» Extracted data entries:
◇ ◇ ◇ ◇

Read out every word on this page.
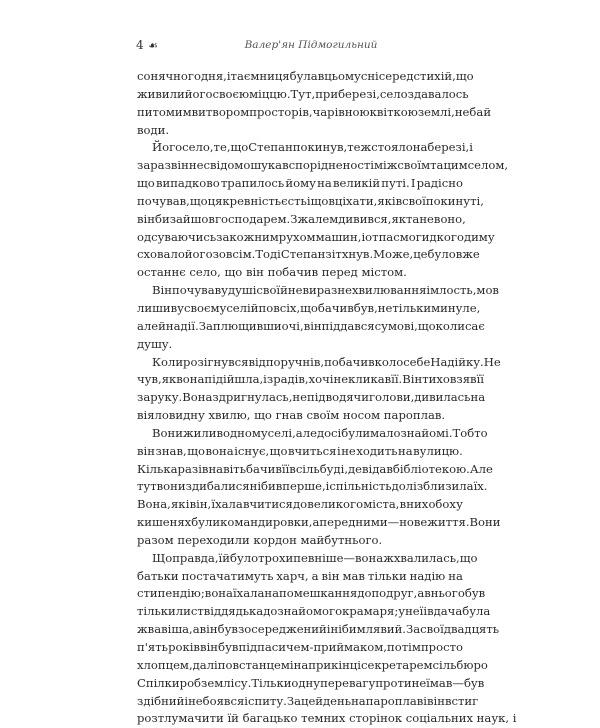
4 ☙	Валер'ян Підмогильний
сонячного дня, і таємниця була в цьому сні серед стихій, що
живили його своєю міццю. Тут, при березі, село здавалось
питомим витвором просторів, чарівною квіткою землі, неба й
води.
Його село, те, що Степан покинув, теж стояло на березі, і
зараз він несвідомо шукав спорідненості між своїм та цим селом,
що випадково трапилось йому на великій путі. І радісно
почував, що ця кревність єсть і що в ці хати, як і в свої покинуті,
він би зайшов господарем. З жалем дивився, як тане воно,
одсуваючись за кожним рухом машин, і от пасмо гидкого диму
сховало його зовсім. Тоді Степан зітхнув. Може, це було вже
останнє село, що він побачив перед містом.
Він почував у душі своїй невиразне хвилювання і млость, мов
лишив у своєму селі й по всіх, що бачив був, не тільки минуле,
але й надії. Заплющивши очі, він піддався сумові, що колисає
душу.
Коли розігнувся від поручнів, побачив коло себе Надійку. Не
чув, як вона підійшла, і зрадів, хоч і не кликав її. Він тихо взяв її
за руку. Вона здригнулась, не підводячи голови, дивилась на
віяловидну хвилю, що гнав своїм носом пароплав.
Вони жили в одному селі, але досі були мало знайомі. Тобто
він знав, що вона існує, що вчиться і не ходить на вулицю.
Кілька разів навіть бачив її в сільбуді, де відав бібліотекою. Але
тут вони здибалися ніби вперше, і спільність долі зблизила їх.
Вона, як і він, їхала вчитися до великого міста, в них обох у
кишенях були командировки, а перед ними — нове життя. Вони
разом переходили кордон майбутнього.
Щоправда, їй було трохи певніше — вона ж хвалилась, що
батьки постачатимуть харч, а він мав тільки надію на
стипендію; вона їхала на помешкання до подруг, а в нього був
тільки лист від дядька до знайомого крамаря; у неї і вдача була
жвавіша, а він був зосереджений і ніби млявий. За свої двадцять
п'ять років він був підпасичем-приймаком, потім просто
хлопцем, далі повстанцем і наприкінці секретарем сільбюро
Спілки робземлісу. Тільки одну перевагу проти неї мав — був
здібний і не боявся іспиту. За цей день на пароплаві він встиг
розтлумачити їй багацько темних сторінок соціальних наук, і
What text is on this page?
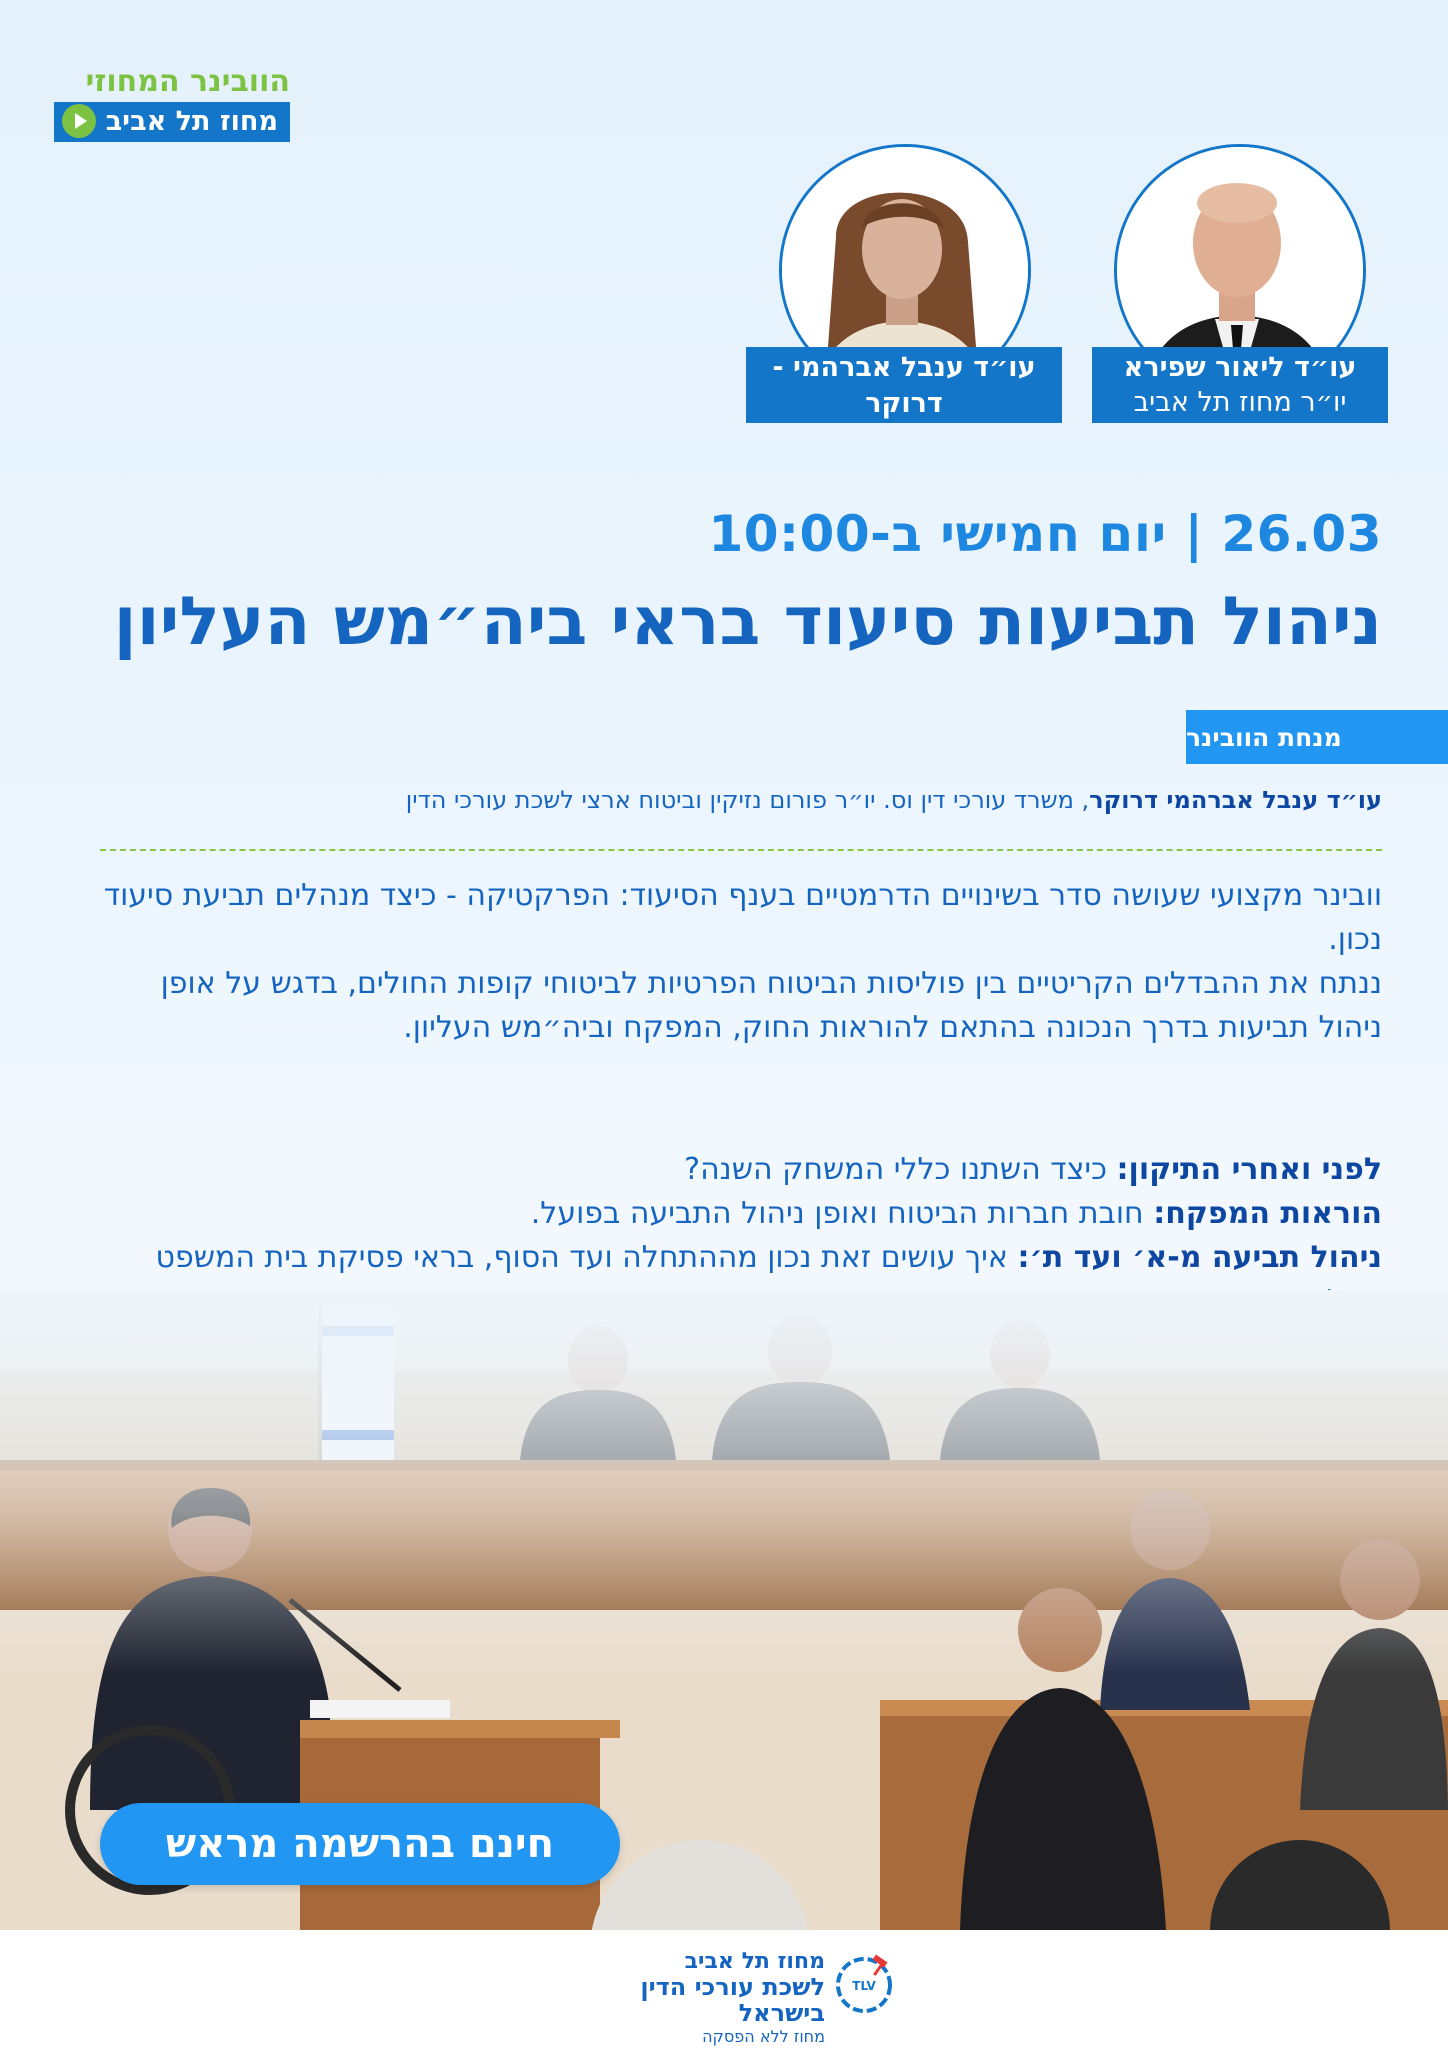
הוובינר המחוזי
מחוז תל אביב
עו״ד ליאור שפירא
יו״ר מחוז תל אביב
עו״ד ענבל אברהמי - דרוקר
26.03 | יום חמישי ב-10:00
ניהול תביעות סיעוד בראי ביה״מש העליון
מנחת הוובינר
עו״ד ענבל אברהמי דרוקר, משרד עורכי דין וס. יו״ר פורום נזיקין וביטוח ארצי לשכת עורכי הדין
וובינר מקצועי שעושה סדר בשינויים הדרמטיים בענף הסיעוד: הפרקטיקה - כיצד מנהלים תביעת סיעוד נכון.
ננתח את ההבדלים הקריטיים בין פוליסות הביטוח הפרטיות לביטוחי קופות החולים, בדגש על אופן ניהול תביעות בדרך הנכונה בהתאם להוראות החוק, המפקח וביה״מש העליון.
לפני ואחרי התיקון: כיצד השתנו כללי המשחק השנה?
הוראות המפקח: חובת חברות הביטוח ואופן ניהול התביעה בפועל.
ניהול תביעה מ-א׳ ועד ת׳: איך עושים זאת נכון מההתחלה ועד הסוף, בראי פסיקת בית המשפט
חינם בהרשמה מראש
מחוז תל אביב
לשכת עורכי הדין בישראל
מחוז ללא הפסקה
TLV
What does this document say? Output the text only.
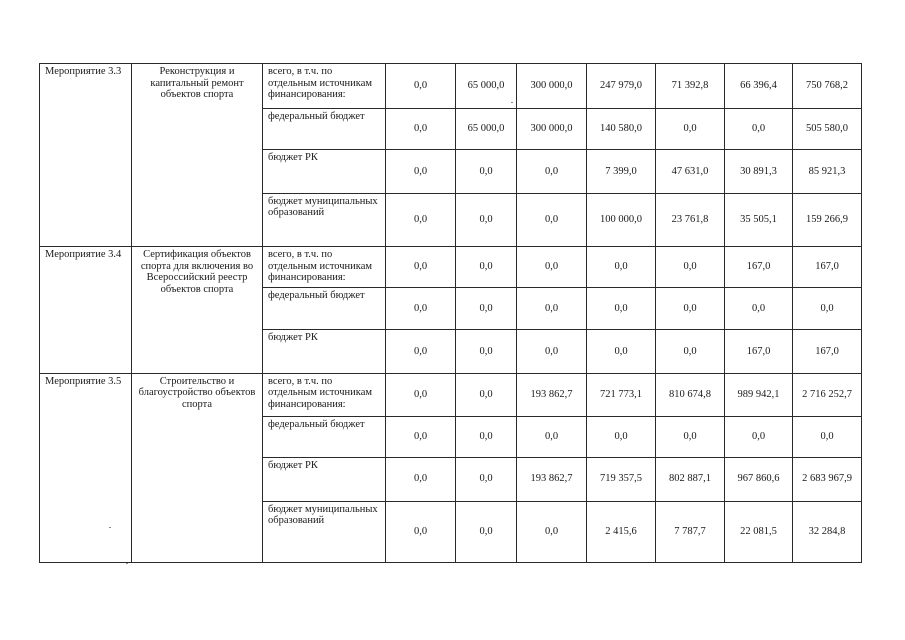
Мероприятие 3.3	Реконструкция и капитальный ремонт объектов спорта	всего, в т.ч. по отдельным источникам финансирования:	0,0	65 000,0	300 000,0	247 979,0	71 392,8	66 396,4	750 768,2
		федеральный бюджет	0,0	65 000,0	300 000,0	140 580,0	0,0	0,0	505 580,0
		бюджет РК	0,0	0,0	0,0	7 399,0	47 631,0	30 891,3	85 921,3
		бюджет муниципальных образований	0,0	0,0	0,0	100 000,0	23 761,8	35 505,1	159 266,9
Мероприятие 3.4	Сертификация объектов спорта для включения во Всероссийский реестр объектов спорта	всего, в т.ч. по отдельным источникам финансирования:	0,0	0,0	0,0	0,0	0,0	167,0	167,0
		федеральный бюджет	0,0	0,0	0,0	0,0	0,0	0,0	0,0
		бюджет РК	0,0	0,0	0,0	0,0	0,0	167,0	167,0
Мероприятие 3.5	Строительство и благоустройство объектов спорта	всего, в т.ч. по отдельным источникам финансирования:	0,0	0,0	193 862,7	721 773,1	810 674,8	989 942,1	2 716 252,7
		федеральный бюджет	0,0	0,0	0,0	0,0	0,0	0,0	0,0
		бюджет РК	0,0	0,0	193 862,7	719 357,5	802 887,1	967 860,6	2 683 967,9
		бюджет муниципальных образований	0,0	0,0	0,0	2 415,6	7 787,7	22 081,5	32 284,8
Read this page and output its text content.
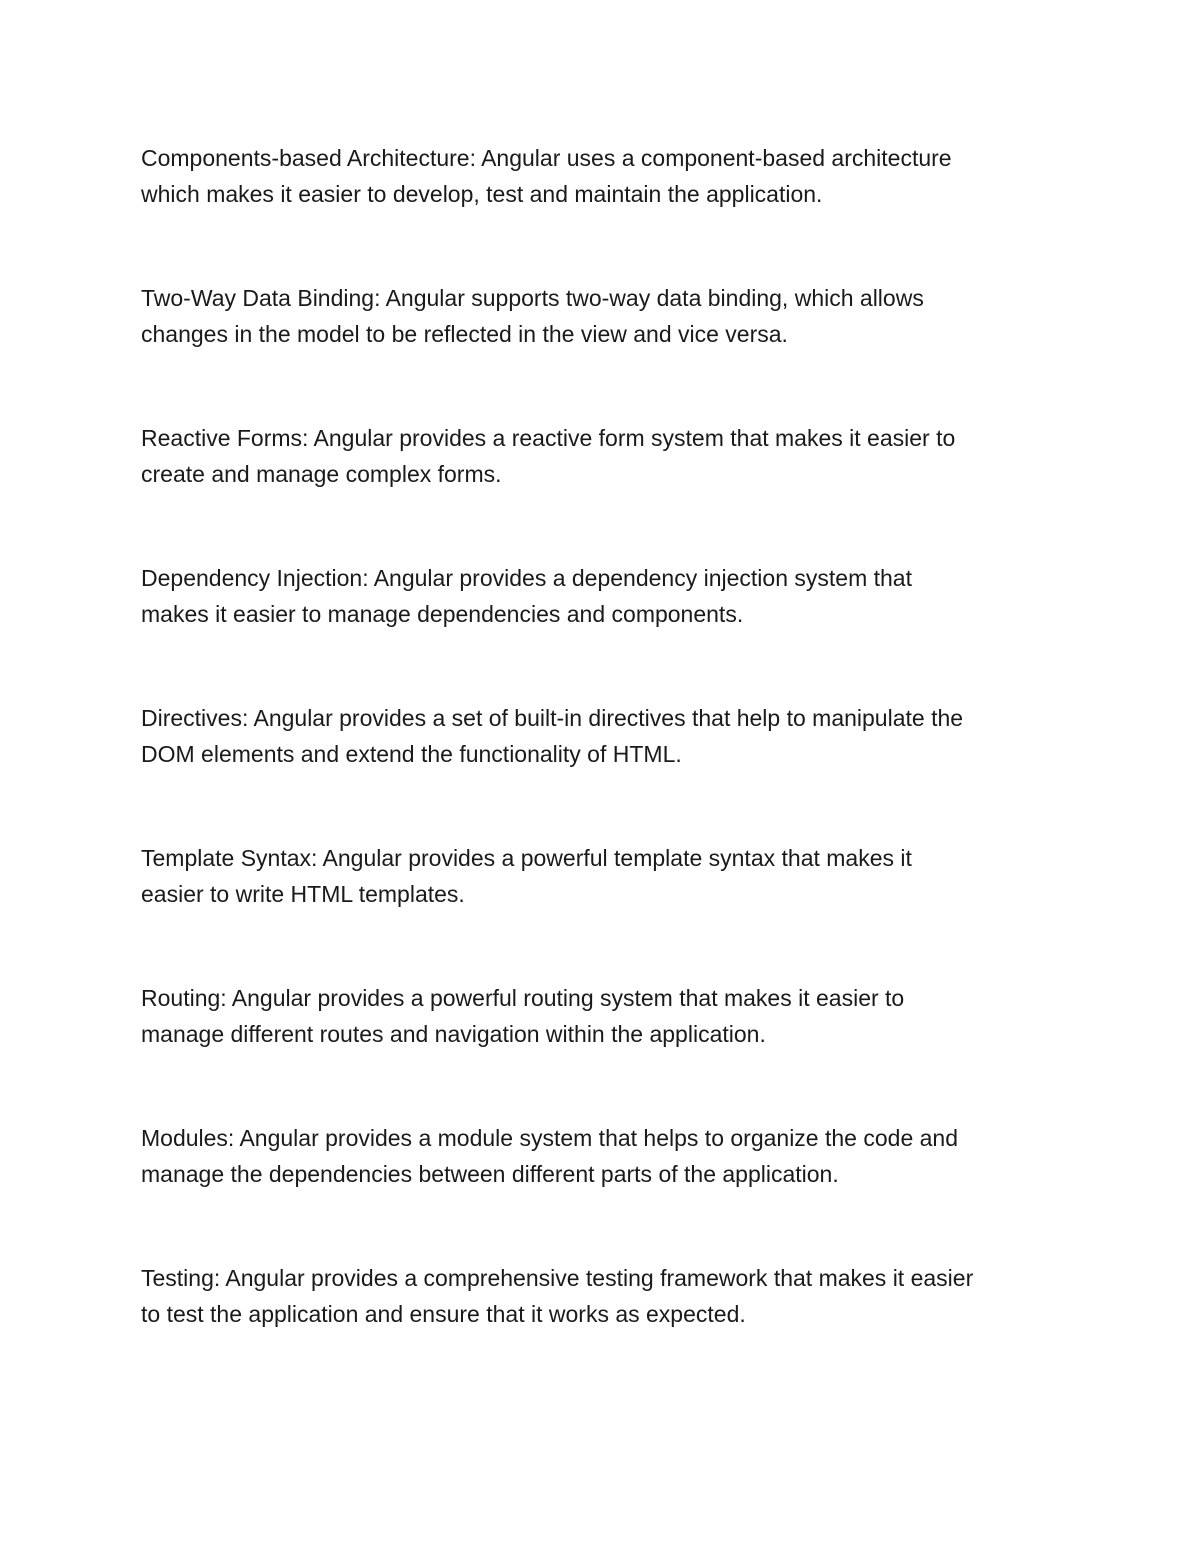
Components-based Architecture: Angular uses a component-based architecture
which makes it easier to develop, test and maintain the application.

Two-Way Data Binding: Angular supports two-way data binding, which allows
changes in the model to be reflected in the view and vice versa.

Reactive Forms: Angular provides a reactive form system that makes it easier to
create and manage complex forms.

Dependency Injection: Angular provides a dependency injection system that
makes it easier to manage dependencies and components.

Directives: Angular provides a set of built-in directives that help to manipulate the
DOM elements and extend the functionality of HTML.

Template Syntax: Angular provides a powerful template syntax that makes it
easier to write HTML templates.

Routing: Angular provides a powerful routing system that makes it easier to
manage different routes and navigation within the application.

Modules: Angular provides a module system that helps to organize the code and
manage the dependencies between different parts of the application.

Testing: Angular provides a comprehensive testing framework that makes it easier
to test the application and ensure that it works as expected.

◇ ◇ ◇ ◇

» WHAT THE TASK REQUIRES: Reproduce all entries without any change, and omit the pictures.

» FULL OUTPUT:
Read out every word on this page.
4 ☙	Валер'ян Підмогильний
сонячного дня, і таємниця була в цьому сні серед стихій, що
живили його своєю міццю. Тут, при березі, село здавалось
питомим витвором просторів, чарівною квіткою землі, неба й
води.
Його село, те, що Степан покинув, теж стояло на березі, і
зараз він несвідомо шукав спорідненості між своїм та цим селом,
що випадково трапилось йому на великій путі. І радісно
почував, що ця кревність єсть і що в ці хати, як і в свої покинуті,
він би зайшов господарем. З жалем дивився, як тане воно,
одсуваючись за кожним рухом машин, і от пасмо гидкого диму
сховало його зовсім. Тоді Степан зітхнув. Може, це було вже
останнє село, що він побачив перед містом.
Він почував у душі своїй невиразне хвилювання і млость, мов
лишив у своєму селі й по всіх, що бачив був, не тільки минуле,
але й надії. Заплющивши очі, він піддався сумові, що колисає
душу.
Коли розігнувся від поручнів, побачив коло себе Надійку. Не
чув, як вона підійшла, і зрадів, хоч і не кликав її. Він тихо взяв її
за руку. Вона здригнулась, не підводячи голови, дивилась на
віяловидну хвилю, що гнав своїм носом пароплав.
Вони жили в одному селі, але досі були мало знайомі. Тобто
він знав, що вона існує, що вчиться і не ходить на вулицю.
Кілька разів навіть бачив її в сільбуді, де відав бібліотекою. Але
тут вони здибалися ніби вперше, і спільність долі зблизила їх.
Вона, як і він, їхала вчитися до великого міста, в них обох у
кишенях були командировки, а перед ними — нове життя. Вони
разом переходили кордон майбутнього.
Щоправда, їй було трохи певніше — вона ж хвалилась, що
батьки постачатимуть харч, а він мав тільки надію на
стипендію; вона їхала на помешкання до подруг, а в нього був
тільки лист від дядька до знайомого крамаря; у неї і вдача була
жвавіша, а він був зосереджений і ніби млявий. За свої двадцять
п'ять років він був підпасичем-приймаком, потім просто
хлопцем, далі повстанцем і наприкінці секретарем сільбюро
Спілки робземлісу. Тільки одну перевагу проти неї мав — був
здібний і не боявся іспиту. За цей день на пароплаві він встиг
розтлумачити їй багацько темних сторінок соціальних наук, і
What text is on this page?
הוובינר המחוזי
מחוז תל אביב
עו״ד ליאור שפירא
יו״ר מחוז תל אביב
עו״ד ענבל אברהמי - דרוקר
26.03 | יום חמישי ב-10:00
ניהול תביעות סיעוד בראי ביה״מש העליון
מנחת הוובינר
עו״ד ענבל אברהמי דרוקר, משרד עורכי דין וס. יו״ר פורום נזיקין וביטוח ארצי לשכת עורכי הדין
וובינר מקצועי שעושה סדר בשינויים הדרמטיים בענף הסיעוד: הפרקטיקה - כיצד מנהלים תביעת סיעוד נכון.
ננתח את ההבדלים הקריטיים בין פוליסות הביטוח הפרטיות לביטוחי קופות החולים, בדגש על אופן ניהול תביעות בדרך הנכונה בהתאם להוראות החוק, המפקח וביה״מש העליון.
לפני ואחרי התיקון: כיצד השתנו כללי המשחק השנה?
הוראות המפקח: חובת חברות הביטוח ואופן ניהול התביעה בפועל.
ניהול תביעה מ-א׳ ועד ת׳: איך עושים זאת נכון מההתחלה ועד הסוף, בראי פסיקת בית המשפט
חינם בהרשמה מראש
מחוז תל אביב
לשכת עורכי הדין בישראל
מחוז ללא הפסקה
TLV
What does this document say? Output the text only.
Мероприятие 3.3	Реконструкция и капитальный ремонт объектов спорта	всего, в т.ч. по отдельным источникам финансирования:	0,0	65 000,0	300 000,0	247 979,0	71 392,8	66 396,4	750 768,2
		федеральный бюджет	0,0	65 000,0	300 000,0	140 580,0	0,0	0,0	505 580,0
		бюджет РК	0,0	0,0	0,0	7 399,0	47 631,0	30 891,3	85 921,3
		бюджет муниципальных образований	0,0	0,0	0,0	100 000,0	23 761,8	35 505,1	159 266,9
Мероприятие 3.4	Сертификация объектов спорта для включения во Всероссийский реестр объектов спорта	всего, в т.ч. по отдельным источникам финансирования:	0,0	0,0	0,0	0,0	0,0	167,0	167,0
		федеральный бюджет	0,0	0,0	0,0	0,0	0,0	0,0	0,0
		бюджет РК	0,0	0,0	0,0	0,0	0,0	167,0	167,0
Мероприятие 3.5	Строительство и благоустройство объектов спорта	всего, в т.ч. по отдельным источникам финансирования:	0,0	0,0	193 862,7	721 773,1	810 674,8	989 942,1	2 716 252,7
		федеральный бюджет	0,0	0,0	0,0	0,0	0,0	0,0	0,0
		бюджет РК	0,0	0,0	193 862,7	719 357,5	802 887,1	967 860,6	2 683 967,9
		бюджет муниципальных образований	0,0	0,0	0,0	2 415,6	7 787,7	22 081,5	32 284,8
Read this page and output its text content.
Components-based Architecture: Angular uses a component-based architecture
which makes it easier to develop, test and maintain the application.

Two-Way Data Binding: Angular supports two-way data binding, which allows
changes in the model to be reflected in the view and vice versa.

Reactive Forms: Angular provides a reactive form system that makes it easier to
create and manage complex forms.

Dependency Injection: Angular provides a dependency injection system that
makes it easier to manage dependencies and components.

Directives: Angular provides a set of built-in directives that help to manipulate the
DOM elements and extend the functionality of HTML.

Template Syntax: Angular provides a powerful template syntax that makes it
easier to write HTML templates.

Routing: Angular provides a powerful routing system that makes it easier to
manage different routes and navigation within the application.

Modules: Angular provides a module system that helps to organize the code and
manage the dependencies between different parts of the application.

Testing: Angular provides a comprehensive testing framework that makes it easier
to test the application and ensure that it works as expected.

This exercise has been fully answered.